• _Texto fornecido_
----

E algumas décadas depois, chega em casa este serzinho
emplumado com um topete imponente que foi carinhosamente chamado de Galeto.
O mais interessante é que aparentemente ele me escolheu como
dono. Compramos uma gaiola grande, brinquedos, ração e mistura de sementes e
potes para água e a comida. Teoricamente, a Duda deveria ser a responsável por
ele, trocando água e comida e o jornal do fundo da gaiola todos os dias, mas
ela ainda é muito pequena e acabou sobrando para mim. Durante umas duas
semanas, ele estava lá feliz na gaiola, era tirado para brincar fora comigo e
com as crianças e eu achava que ele estava bem. Mas um dia, quase no fim do dia
a babá me liga desesperada dizendo que o “passarinho” da Duda tava mole e sem
se levantar. Voei para casa, e quando o peguei deitado na gaiola vi que ainda
estava vivo e voltei correndo para a clínica para ser atendido pelos
veterinários da Prosilvestres. Como havia o relato de que a Duda tinha passado
a tarde inteira brincando com ele e ele não comeu por isso, achava que poderia
ser uma hipoglicemia absurda e fiz a Duda ir comigo para ver o atendimento.
A primeira veterinária que o avaliou, a Dra. Loide, olhou
para o Galeto com olhos tristes, preocupados, quase desanimados e disse de
forma tão meiga: - PUTA QUE PARIU... E começou o tratamento. Soro, vitaminas,
glicose e antibióticos mil para que ele reagisse. Até que ele começou a dar
sinais de vida novamente. Tinha passado a primeira noite com o outro
veterinário, Dr. Rafael. Ele ainda está internado, mas apenas para ganhar peso
e terminar o ciclo de antibióticos. Quando ele chegou em casa pela primeira
vez, ele estava com 77 gramas. No dia da crise ele estava pesando 54 gramas!

----

• _O que fazer_
Atualize o trecho do texto sobre o Galeto que começa em "A primeira veterinária" e vai até "pesando 54 gramas!", inclusive. Troque "antibióticos" por "remédios" todas as vezes que aparecer.

----

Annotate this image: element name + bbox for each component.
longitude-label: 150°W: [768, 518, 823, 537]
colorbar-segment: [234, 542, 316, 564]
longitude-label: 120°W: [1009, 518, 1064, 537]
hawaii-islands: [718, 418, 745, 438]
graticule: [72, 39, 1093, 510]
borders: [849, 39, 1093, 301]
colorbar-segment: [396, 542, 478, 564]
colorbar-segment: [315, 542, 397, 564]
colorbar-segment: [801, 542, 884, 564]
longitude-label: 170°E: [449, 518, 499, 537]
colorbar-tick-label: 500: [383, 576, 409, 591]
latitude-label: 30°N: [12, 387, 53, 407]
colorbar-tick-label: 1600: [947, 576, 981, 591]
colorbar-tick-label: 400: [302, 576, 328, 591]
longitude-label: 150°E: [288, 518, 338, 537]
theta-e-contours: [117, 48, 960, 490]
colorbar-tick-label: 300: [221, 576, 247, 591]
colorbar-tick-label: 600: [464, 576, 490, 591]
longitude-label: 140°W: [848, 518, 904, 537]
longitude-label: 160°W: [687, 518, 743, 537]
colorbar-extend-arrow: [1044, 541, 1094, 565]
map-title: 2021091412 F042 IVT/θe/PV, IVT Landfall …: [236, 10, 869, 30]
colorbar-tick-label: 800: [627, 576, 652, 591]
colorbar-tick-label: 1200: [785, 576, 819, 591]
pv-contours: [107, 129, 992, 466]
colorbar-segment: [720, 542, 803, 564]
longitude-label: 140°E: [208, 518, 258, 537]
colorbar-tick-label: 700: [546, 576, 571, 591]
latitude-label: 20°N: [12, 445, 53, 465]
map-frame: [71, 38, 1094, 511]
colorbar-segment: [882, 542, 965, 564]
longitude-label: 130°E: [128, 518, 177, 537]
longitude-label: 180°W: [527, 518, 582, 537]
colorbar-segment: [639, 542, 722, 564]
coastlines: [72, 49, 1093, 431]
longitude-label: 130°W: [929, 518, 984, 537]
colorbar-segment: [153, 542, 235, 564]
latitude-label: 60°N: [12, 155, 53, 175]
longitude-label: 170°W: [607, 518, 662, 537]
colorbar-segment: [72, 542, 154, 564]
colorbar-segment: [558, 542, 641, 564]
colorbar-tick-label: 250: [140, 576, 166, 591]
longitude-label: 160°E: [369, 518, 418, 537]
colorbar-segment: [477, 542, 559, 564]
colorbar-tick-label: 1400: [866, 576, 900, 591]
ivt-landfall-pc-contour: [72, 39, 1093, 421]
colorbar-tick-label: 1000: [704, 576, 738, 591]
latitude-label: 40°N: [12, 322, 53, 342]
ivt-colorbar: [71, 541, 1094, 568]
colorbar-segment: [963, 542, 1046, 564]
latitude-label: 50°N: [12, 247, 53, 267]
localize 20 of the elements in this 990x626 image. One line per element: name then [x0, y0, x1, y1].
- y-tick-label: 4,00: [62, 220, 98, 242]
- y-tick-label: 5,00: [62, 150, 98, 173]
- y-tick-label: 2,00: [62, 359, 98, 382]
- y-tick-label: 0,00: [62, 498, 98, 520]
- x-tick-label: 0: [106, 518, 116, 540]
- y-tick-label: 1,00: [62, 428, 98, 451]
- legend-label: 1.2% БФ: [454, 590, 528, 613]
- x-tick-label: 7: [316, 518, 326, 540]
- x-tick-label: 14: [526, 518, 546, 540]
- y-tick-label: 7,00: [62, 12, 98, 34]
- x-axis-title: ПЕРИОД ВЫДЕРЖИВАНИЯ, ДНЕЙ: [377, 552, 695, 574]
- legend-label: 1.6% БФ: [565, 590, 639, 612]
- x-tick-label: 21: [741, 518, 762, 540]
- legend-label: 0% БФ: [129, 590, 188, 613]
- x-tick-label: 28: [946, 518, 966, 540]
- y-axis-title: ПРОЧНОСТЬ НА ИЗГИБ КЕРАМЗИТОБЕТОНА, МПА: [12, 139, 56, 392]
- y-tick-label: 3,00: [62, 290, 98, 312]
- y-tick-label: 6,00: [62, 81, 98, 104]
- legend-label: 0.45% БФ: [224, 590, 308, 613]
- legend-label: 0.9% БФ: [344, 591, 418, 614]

----

• _Resolução_
A primeira veterinária que o avaliou, a Dra. Loide, olhou
para o Galeto com olhos tristes, preocupados, quase desanimados e disse de
forma tão meiga: - PUTA QUE PARIU... E começou o tratamento. Soro, vitaminas,
glicose e remédios mil para que ele reagisse. Até que ele começou a dar
sinais de vida novamente. Tinha passado a primeira noite com o outro
veterinário, Dr. Rafael. Ele ainda está internado, mas apenas para ganhar peso
e terminar o ciclo de remédios. Quando ele chegou em casa pela primeira
vez, ele estava com 77 gramas. No dia da crise ele estava pesando 54 gramas!